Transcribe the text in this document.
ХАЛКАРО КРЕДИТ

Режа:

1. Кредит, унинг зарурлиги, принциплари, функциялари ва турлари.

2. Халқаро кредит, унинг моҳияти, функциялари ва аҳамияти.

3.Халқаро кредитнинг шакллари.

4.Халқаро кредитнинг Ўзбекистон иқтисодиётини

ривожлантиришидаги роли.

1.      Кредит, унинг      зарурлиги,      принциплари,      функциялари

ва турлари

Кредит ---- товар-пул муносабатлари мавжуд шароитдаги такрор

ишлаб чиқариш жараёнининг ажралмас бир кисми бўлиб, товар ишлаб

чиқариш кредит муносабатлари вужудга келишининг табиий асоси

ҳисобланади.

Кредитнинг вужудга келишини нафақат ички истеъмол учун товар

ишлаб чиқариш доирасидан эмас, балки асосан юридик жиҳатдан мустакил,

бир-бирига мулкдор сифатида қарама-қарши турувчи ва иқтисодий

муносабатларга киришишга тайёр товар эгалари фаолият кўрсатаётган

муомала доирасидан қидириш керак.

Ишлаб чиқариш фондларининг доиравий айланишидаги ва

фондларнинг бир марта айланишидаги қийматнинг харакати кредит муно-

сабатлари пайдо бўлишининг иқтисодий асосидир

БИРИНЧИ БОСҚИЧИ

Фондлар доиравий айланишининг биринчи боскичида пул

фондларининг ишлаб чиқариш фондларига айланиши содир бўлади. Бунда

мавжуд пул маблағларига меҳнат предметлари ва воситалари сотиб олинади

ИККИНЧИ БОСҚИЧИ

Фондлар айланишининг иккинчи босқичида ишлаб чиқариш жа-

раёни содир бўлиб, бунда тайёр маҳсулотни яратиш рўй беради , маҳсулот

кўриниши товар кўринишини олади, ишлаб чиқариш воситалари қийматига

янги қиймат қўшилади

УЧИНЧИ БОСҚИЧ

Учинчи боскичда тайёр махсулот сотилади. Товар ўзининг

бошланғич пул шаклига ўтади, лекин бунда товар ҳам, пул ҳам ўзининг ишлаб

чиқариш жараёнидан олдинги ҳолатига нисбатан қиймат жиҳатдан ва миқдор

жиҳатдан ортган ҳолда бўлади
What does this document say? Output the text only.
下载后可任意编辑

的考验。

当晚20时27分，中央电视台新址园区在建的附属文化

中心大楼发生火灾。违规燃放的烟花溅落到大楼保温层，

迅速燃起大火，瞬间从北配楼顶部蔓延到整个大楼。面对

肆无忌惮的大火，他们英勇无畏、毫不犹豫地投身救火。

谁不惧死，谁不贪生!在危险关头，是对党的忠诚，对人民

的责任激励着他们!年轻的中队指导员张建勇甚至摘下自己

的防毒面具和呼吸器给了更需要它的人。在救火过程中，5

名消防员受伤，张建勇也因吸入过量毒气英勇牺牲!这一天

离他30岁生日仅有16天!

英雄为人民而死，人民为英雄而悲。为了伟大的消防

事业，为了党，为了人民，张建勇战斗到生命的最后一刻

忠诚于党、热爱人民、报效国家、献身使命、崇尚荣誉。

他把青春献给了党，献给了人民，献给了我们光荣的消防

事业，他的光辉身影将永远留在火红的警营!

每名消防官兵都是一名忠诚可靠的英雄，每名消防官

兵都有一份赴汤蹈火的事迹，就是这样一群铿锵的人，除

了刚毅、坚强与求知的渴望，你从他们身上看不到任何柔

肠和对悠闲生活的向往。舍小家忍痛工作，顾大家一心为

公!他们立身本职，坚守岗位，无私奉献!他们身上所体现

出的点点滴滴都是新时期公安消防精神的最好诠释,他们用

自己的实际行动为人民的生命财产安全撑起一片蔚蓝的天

**BRIEF**: Return all the data exactly as given.

**FINISHED TASK**:
Transcribe the text in this document.
ХАЛКАРО КРЕДИТ

Режа:

1. Кредит, унинг зарурлиги, принциплари, функциялари ва турлари.

2. Халқаро кредит, унинг моҳияти, функциялари ва аҳамияти.

3.Халқаро кредитнинг шакллари.

4.Халқаро кредитнинг Ўзбекистон иқтисодиётини

ривожлантиришидаги роли.

1.      Кредит, унинг      зарурлиги,      принциплари,      функциялари

ва турлари

Кредит ---- товар-пул муносабатлари мавжуд шароитдаги такрор

ишлаб чиқариш жараёнининг ажралмас бир кисми бўлиб, товар ишлаб

чиқариш кредит муносабатлари вужудга келишининг табиий асоси

ҳисобланади.

Кредитнинг вужудга келишини нафақат ички истеъмол учун товар

ишлаб чиқариш доирасидан эмас, балки асосан юридик жиҳатдан мустакил,

бир-бирига мулкдор сифатида қарама-қарши турувчи ва иқтисодий

муносабатларга киришишга тайёр товар эгалари фаолият кўрсатаётган

муомала доирасидан қидириш керак.

Ишлаб чиқариш фондларининг доиравий айланишидаги ва

фондларнинг бир марта айланишидаги қийматнинг харакати кредит муно-

сабатлари пайдо бўлишининг иқтисодий асосидир

БИРИНЧИ БОСҚИЧИ

Фондлар доиравий айланишининг биринчи боскичида пул

фондларининг ишлаб чиқариш фондларига айланиши содир бўлади. Бунда

мавжуд пул маблағларига меҳнат предметлари ва воситалари сотиб олинади

ИККИНЧИ БОСҚИЧИ

Фондлар айланишининг иккинчи босқичида ишлаб чиқариш жа-

раёни содир бўлиб, бунда тайёр маҳсулотни яратиш рўй беради , маҳсулот

кўриниши товар кўринишини олади, ишлаб чиқариш воситалари қийматига

янги қиймат қўшилади

УЧИНЧИ БОСҚИЧ

Учинчи боскичда тайёр махсулот сотилади. Товар ўзининг

бошланғич пул шаклига ўтади, лекин бунда товар ҳам, пул ҳам ўзининг ишлаб

чиқариш жараёнидан олдинги ҳолатига нисбатан қиймат жиҳатдан ва миқдор

жиҳатдан ортган ҳолда бўлади
What does this document say? Output the text only.
下载后可任意编辑

的考验。

当晚20时27分，中央电视台新址园区在建的附属文化

中心大楼发生火灾。违规燃放的烟花溅落到大楼保温层，

迅速燃起大火，瞬间从北配楼顶部蔓延到整个大楼。面对

肆无忌惮的大火，他们英勇无畏、毫不犹豫地投身救火。

谁不惧死，谁不贪生!在危险关头，是对党的忠诚，对人民

的责任激励着他们!年轻的中队指导员张建勇甚至摘下自己

的防毒面具和呼吸器给了更需要它的人。在救火过程中，5

名消防员受伤，张建勇也因吸入过量毒气英勇牺牲!这一天

离他30岁生日仅有16天!

英雄为人民而死，人民为英雄而悲。为了伟大的消防

事业，为了党，为了人民，张建勇战斗到生命的最后一刻

忠诚于党、热爱人民、报效国家、献身使命、崇尚荣誉。

他把青春献给了党，献给了人民，献给了我们光荣的消防

事业，他的光辉身影将永远留在火红的警营!

每名消防官兵都是一名忠诚可靠的英雄，每名消防官

兵都有一份赴汤蹈火的事迹，就是这样一群铿锵的人，除

了刚毅、坚强与求知的渴望，你从他们身上看不到任何柔

肠和对悠闲生活的向往。舍小家忍痛工作，顾大家一心为

公!他们立身本职，坚守岗位，无私奉献!他们身上所体现

出的点点滴滴都是新时期公安消防精神的最好诠释,他们用

自己的实际行动为人民的生命财产安全撑起一片蔚蓝的天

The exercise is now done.